■ DATASET EXTRACT

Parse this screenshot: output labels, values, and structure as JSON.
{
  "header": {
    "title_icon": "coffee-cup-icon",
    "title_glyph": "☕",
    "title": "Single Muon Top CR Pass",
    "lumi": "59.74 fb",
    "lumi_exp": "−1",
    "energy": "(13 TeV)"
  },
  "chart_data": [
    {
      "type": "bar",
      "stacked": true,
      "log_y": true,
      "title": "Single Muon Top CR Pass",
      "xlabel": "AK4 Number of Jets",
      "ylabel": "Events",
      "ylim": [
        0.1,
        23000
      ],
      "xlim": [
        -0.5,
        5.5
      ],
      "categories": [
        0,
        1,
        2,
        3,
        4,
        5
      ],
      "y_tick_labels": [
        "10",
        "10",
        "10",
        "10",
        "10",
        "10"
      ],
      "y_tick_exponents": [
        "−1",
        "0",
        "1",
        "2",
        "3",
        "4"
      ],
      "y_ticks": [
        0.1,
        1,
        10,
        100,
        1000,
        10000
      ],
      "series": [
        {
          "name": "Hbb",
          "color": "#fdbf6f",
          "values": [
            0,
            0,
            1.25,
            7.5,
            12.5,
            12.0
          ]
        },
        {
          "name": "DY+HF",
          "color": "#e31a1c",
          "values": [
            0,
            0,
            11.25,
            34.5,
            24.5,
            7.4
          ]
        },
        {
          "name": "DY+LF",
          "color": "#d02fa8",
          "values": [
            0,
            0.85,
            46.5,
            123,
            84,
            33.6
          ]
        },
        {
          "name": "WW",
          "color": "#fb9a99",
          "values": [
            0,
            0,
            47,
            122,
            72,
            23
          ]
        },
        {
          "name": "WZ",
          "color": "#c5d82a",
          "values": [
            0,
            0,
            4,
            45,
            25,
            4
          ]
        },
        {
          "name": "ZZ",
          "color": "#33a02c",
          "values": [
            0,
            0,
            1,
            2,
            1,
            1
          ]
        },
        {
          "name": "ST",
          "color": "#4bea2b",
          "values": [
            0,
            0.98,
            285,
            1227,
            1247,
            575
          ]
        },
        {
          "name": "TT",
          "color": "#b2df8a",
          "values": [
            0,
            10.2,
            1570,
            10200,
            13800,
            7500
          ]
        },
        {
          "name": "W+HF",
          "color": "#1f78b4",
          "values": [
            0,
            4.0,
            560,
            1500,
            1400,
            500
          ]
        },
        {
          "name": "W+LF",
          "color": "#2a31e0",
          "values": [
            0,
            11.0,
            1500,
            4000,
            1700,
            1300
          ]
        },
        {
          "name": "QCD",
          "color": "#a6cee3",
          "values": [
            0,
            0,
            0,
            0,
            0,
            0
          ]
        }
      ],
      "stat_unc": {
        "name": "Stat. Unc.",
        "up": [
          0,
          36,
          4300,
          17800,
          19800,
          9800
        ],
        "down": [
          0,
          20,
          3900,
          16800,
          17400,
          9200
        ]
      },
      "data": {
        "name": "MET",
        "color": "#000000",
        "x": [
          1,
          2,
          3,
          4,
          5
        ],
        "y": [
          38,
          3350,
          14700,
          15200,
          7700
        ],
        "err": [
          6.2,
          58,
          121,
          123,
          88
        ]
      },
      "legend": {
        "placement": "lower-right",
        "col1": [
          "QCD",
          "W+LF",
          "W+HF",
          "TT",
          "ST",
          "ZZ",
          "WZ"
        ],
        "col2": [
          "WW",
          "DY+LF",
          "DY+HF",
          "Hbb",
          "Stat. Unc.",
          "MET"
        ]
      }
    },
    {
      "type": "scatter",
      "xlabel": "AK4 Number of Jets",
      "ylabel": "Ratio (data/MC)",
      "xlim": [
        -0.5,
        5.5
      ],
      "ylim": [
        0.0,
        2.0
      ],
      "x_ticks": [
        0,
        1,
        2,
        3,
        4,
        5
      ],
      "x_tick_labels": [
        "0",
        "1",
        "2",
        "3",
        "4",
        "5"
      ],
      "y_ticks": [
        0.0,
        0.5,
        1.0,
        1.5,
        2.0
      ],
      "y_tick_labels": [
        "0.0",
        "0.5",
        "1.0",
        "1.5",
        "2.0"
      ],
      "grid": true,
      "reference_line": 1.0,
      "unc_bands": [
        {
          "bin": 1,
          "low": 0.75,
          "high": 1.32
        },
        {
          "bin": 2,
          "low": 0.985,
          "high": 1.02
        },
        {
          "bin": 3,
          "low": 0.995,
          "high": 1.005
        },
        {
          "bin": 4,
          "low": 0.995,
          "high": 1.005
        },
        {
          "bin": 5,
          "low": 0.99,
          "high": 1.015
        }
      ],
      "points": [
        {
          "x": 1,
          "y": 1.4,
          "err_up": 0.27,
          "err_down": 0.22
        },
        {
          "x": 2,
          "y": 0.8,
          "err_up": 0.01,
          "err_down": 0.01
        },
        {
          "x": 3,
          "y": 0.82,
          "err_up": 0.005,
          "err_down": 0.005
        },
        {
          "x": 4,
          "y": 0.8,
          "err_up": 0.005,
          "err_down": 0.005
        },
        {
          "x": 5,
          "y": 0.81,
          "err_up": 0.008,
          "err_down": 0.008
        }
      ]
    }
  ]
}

■ GOAL
Repeat all of the entries exactly.

■ PROBLEM SOLUTION
Parse this screenshot: output labels, values, and structure as JSON.
{
  "header": {
    "title_icon": "coffee-cup-icon",
    "title_glyph": "☕",
    "title": "Single Muon Top CR Pass",
    "lumi": "59.74 fb",
    "lumi_exp": "−1",
    "energy": "(13 TeV)"
  },
  "chart_data": [
    {
      "type": "bar",
      "stacked": true,
      "log_y": true,
      "title": "Single Muon Top CR Pass",
      "xlabel": "AK4 Number of Jets",
      "ylabel": "Events",
      "ylim": [
        0.1,
        23000
      ],
      "xlim": [
        -0.5,
        5.5
      ],
      "categories": [
        0,
        1,
        2,
        3,
        4,
        5
      ],
      "y_tick_labels": [
        "10",
        "10",
        "10",
        "10",
        "10",
        "10"
      ],
      "y_tick_exponents": [
        "−1",
        "0",
        "1",
        "2",
        "3",
        "4"
      ],
      "y_ticks": [
        0.1,
        1,
        10,
        100,
        1000,
        10000
      ],
      "series": [
        {
          "name": "Hbb",
          "color": "#fdbf6f",
          "values": [
            0,
            0,
            1.25,
            7.5,
            12.5,
            12.0
          ]
        },
        {
          "name": "DY+HF",
          "color": "#e31a1c",
          "values": [
            0,
            0,
            11.25,
            34.5,
            24.5,
            7.4
          ]
        },
        {
          "name": "DY+LF",
          "color": "#d02fa8",
          "values": [
            0,
            0.85,
            46.5,
            123,
            84,
            33.6
          ]
        },
        {
          "name": "WW",
          "color": "#fb9a99",
          "values": [
            0,
            0,
            47,
            122,
            72,
            23
          ]
        },
        {
          "name": "WZ",
          "color": "#c5d82a",
          "values": [
            0,
            0,
            4,
            45,
            25,
            4
          ]
        },
        {
          "name": "ZZ",
          "color": "#33a02c",
          "values": [
            0,
            0,
            1,
            2,
            1,
            1
          ]
        },
        {
          "name": "ST",
          "color": "#4bea2b",
          "values": [
            0,
            0.98,
            285,
            1227,
            1247,
            575
          ]
        },
        {
          "name": "TT",
          "color": "#b2df8a",
          "values": [
            0,
            10.2,
            1570,
            10200,
            13800,
            7500
          ]
        },
        {
          "name": "W+HF",
          "color": "#1f78b4",
          "values": [
            0,
            4.0,
            560,
            1500,
            1400,
            500
          ]
        },
        {
          "name": "W+LF",
          "color": "#2a31e0",
          "values": [
            0,
            11.0,
            1500,
            4000,
            1700,
            1300
          ]
        },
        {
          "name": "QCD",
          "color": "#a6cee3",
          "values": [
            0,
            0,
            0,
            0,
            0,
            0
          ]
        }
      ],
      "stat_unc": {
        "name": "Stat. Unc.",
        "up": [
          0,
          36,
          4300,
          17800,
          19800,
          9800
        ],
        "down": [
          0,
          20,
          3900,
          16800,
          17400,
          9200
        ]
      },
      "data": {
        "name": "MET",
        "color": "#000000",
        "x": [
          1,
          2,
          3,
          4,
          5
        ],
        "y": [
          38,
          3350,
          14700,
          15200,
          7700
        ],
        "err": [
          6.2,
          58,
          121,
          123,
          88
        ]
      },
      "legend": {
        "placement": "lower-right",
        "col1": [
          "QCD",
          "W+LF",
          "W+HF",
          "TT",
          "ST",
          "ZZ",
          "WZ"
        ],
        "col2": [
          "WW",
          "DY+LF",
          "DY+HF",
          "Hbb",
          "Stat. Unc.",
          "MET"
        ]
      }
    },
    {
      "type": "scatter",
      "xlabel": "AK4 Number of Jets",
      "ylabel": "Ratio (data/MC)",
      "xlim": [
        -0.5,
        5.5
      ],
      "ylim": [
        0.0,
        2.0
      ],
      "x_ticks": [
        0,
        1,
        2,
        3,
        4,
        5
      ],
      "x_tick_labels": [
        "0",
        "1",
        "2",
        "3",
        "4",
        "5"
      ],
      "y_ticks": [
        0.0,
        0.5,
        1.0,
        1.5,
        2.0
      ],
      "y_tick_labels": [
        "0.0",
        "0.5",
        "1.0",
        "1.5",
        "2.0"
      ],
      "grid": true,
      "reference_line": 1.0,
      "unc_bands": [
        {
          "bin": 1,
          "low": 0.75,
          "high": 1.32
        },
        {
          "bin": 2,
          "low": 0.985,
          "high": 1.02
        },
        {
          "bin": 3,
          "low": 0.995,
          "high": 1.005
        },
        {
          "bin": 4,
          "low": 0.995,
          "high": 1.005
        },
        {
          "bin": 5,
          "low": 0.99,
          "high": 1.015
        }
      ],
      "points": [
        {
          "x": 1,
          "y": 1.4,
          "err_up": 0.27,
          "err_down": 0.22
        },
        {
          "x": 2,
          "y": 0.8,
          "err_up": 0.01,
          "err_down": 0.01
        },
        {
          "x": 3,
          "y": 0.82,
          "err_up": 0.005,
          "err_down": 0.005
        },
        {
          "x": 4,
          "y": 0.8,
          "err_up": 0.005,
          "err_down": 0.005
        },
        {
          "x": 5,
          "y": 0.81,
          "err_up": 0.008,
          "err_down": 0.008
        }
      ]
    }
  ]
}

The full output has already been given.